- _READING PASSAGE_:
-------

And why is it that so many people responded to the 800% slower version of Rebecca Black’s Friday with the words, ‘it sounds kinda…spacey…’ (or something along those lines)? Might it be that slowing it down makes it even more apparent that the song literally never deviates from the same five notes, which when broken down into measured, ambient phrases, come laden with trippily SF connotations?





Let us consider, then, a variety of other manifestations of CE3K-esque phrasing, and what they might therefore mean.

One, Dmitri Shostakovich…was an alien

Eleventh, on my list entitled ‘my twenty nine favourite things about Shostakovich’, is the fact that he inserted a musical signature, comprising his first initial and the first three letters of his surname (DSCH – or D, E Flat, C, B in German nomenclature) into various of his pieces. Two particularly striking examples are his String Quartets Nos. 5 and 8 – here’s the first movement of the latter, and the signature is the first little melody you’ll hear…





That’s right, Shostakovich actually defined himself in precisely the same way, even using some of the same notes (E Flat and C) as Spielberg’s aliens. No wonder Stalin wanted to keep him on side.

Two, Richard Wagner…wrote SF operas

Wagner’s Ring cycle is, famously, structured around little repeated melodies called leitmotifs, which both characterise and, in a way, recognise significant characters in amongst the big, throbbing mass of the most grandiose composition ever conceived. Here is a nice little video about leitmotifs which also serves as an introduction to Siegfried’s theme, probably the most well-known leitmotif of all…





You will not be surprised to discover that Wagner was clearly attempting to infer, with this, that Siegfried was an alien. Wagner wrote SF. Deeply, deeply anti-Semitic SF. (Incidentally, the fact that the CE3K leitmotif was intended as a symbol of sophisticated patronisation, rather than mere simplicity, offers a compelling rebuttal to Adorno’s infamous critique of Wagner: ‘The degeneration of the leitmotiv is implicit in this [the reduction of emotional complexity into a mechanised, crudely characterising shorthand] it leads directly to cinema music where the sole function of the leitmotiv is to announce heroes or situations so as to allow the audience to orient itself more easily.’)

-------

- _DATA EXCERPTS_:
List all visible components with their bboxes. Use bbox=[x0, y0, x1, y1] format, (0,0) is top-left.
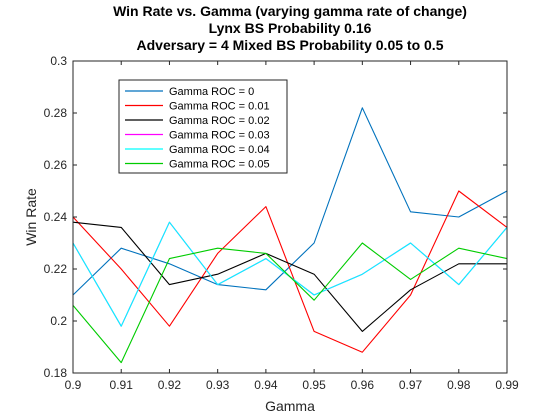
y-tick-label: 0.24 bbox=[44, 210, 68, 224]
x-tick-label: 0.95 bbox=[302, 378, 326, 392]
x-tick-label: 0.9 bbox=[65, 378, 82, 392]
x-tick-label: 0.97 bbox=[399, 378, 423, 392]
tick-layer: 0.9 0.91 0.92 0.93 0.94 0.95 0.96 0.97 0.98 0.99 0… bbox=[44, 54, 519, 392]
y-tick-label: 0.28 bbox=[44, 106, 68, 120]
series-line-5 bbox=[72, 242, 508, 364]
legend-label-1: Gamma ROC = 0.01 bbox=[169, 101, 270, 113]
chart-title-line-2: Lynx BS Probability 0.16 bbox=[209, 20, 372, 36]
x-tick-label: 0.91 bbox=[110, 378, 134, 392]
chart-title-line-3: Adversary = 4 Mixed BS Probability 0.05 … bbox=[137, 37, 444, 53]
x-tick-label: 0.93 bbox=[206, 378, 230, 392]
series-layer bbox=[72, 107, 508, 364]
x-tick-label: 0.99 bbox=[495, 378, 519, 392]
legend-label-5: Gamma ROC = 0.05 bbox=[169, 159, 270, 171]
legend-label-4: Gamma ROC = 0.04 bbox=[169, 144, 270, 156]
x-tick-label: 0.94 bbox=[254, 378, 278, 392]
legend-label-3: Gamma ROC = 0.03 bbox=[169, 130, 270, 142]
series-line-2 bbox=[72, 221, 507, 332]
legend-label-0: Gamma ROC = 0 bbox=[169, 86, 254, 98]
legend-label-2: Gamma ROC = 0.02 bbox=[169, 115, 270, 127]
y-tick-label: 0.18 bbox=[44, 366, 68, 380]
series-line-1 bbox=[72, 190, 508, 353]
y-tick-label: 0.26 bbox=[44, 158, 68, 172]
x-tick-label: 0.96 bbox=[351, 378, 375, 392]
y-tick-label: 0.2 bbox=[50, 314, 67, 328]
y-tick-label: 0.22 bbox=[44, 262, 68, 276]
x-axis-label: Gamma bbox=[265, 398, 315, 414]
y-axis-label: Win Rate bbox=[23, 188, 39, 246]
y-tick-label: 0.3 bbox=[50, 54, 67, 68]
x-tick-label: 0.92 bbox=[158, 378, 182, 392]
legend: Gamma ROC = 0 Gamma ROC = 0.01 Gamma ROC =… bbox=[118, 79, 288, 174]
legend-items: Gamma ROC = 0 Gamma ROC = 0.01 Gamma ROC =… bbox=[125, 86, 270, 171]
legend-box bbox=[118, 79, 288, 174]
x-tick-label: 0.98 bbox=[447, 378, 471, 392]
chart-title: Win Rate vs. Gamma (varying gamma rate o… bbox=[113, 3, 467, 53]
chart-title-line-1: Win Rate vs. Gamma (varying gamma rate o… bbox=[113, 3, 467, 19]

-------

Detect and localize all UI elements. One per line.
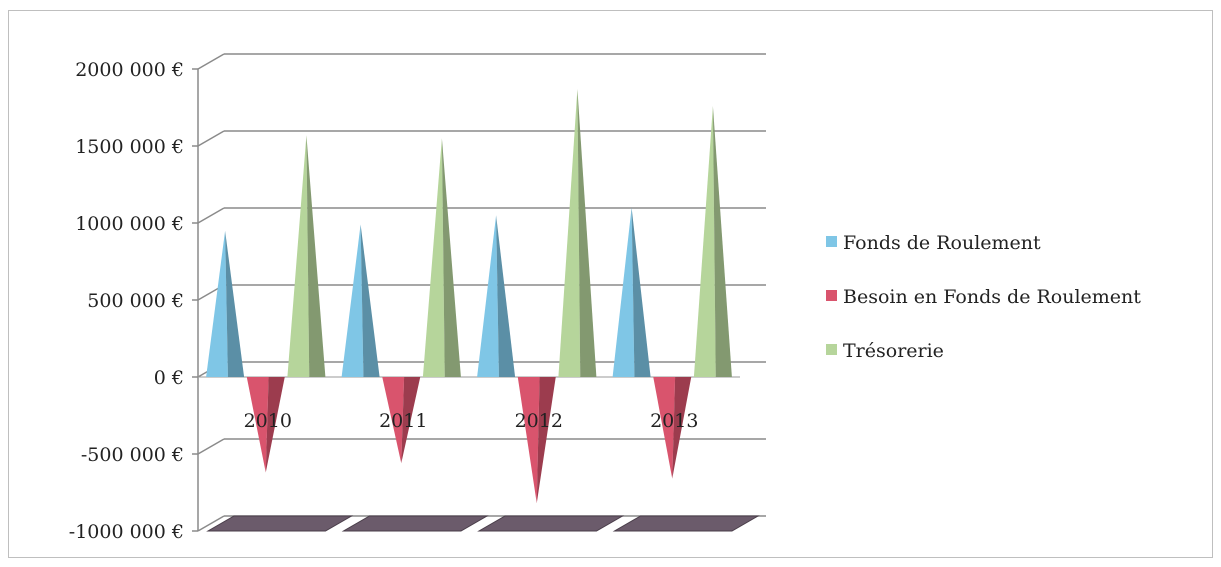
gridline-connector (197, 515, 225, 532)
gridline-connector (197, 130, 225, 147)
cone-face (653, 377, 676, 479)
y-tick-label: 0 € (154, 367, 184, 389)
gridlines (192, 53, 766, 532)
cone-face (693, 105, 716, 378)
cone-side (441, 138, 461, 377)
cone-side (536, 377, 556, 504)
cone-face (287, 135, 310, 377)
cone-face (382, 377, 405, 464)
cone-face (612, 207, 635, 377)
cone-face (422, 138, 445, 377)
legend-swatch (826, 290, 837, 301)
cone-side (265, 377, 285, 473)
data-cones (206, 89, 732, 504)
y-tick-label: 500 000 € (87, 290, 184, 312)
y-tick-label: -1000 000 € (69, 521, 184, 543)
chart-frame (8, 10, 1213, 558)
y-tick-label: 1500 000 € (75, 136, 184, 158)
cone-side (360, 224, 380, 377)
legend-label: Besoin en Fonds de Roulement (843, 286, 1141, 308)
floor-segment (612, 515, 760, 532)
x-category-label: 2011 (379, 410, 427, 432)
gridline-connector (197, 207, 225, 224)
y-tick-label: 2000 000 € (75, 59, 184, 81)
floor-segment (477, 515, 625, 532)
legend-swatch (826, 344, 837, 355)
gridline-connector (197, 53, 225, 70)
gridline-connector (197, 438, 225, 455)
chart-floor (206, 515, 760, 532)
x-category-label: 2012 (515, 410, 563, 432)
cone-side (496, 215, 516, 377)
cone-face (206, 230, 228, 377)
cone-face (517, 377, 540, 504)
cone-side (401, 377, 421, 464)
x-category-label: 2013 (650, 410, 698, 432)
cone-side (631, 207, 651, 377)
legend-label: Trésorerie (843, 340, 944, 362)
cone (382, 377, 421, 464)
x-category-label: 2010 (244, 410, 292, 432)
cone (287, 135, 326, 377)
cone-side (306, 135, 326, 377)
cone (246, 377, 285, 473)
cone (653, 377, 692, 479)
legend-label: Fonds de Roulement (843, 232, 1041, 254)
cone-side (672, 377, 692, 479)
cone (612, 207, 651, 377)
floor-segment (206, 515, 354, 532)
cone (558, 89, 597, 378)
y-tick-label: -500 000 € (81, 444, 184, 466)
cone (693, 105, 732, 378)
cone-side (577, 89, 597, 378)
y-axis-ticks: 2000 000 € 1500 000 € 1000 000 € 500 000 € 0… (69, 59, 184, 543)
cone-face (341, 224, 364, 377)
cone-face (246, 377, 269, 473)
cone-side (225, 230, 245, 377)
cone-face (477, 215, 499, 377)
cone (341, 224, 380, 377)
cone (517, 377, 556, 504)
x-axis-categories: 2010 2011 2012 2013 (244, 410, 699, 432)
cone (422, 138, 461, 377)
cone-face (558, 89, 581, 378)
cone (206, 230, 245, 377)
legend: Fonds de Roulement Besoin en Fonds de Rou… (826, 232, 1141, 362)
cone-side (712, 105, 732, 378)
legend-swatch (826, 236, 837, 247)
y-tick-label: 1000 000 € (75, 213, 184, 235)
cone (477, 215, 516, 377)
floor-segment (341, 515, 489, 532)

-------

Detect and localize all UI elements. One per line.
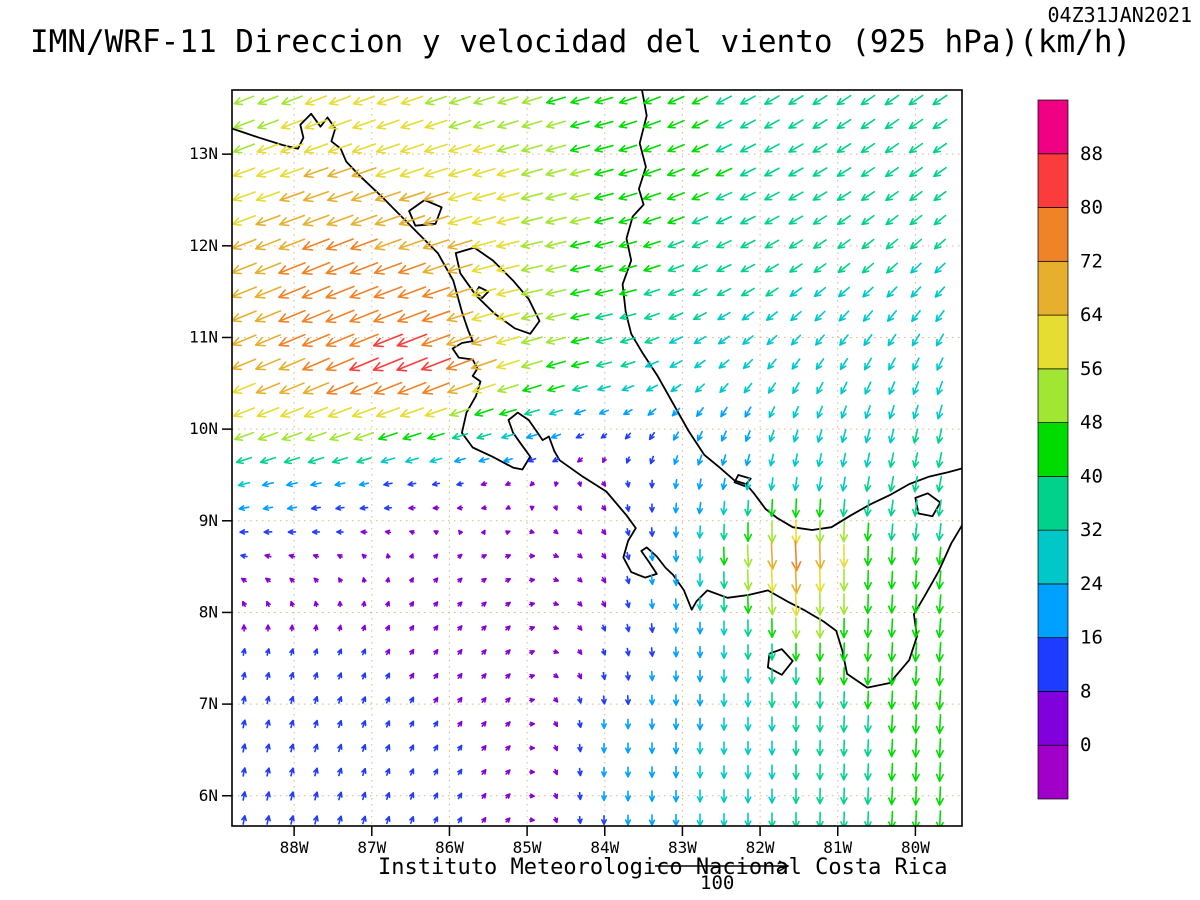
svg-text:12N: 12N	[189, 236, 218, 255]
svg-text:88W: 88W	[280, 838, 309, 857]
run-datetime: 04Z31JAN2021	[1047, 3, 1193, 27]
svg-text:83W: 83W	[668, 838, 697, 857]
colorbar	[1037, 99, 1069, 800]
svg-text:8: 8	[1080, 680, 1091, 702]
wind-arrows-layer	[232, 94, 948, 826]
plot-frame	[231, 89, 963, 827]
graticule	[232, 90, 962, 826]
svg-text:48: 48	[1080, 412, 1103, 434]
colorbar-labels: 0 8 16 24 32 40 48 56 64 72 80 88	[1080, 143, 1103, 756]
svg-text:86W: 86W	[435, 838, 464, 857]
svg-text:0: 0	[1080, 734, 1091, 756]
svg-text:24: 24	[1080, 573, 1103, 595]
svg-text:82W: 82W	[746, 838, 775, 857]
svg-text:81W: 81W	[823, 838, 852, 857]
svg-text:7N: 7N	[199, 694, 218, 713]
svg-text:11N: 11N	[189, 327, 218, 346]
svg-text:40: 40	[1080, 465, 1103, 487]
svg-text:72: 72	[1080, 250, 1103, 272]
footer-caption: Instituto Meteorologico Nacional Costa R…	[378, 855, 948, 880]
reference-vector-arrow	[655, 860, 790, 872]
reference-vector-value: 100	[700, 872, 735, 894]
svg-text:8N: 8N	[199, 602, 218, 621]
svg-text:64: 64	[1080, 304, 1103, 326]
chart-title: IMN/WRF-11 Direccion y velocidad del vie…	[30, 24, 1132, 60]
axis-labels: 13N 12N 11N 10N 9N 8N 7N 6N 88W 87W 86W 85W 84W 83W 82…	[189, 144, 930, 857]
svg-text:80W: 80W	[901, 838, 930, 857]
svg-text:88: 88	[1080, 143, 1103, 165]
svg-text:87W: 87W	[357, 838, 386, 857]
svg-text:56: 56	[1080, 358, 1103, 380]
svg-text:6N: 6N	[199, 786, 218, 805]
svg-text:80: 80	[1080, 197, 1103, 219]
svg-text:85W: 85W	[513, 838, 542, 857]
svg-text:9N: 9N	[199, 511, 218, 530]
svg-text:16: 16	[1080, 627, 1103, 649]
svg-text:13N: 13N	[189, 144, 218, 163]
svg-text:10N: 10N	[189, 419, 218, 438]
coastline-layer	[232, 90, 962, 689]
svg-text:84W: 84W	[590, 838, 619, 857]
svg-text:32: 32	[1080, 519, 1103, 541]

-------

- _YOUR GOAL_:
In the essay on alien-sounding melodies, which four notes make up Shostakovich's DSCH signature in German nomenclature?

- _ANSWER TO THE PROBLEM_:
D, E flat, C and B.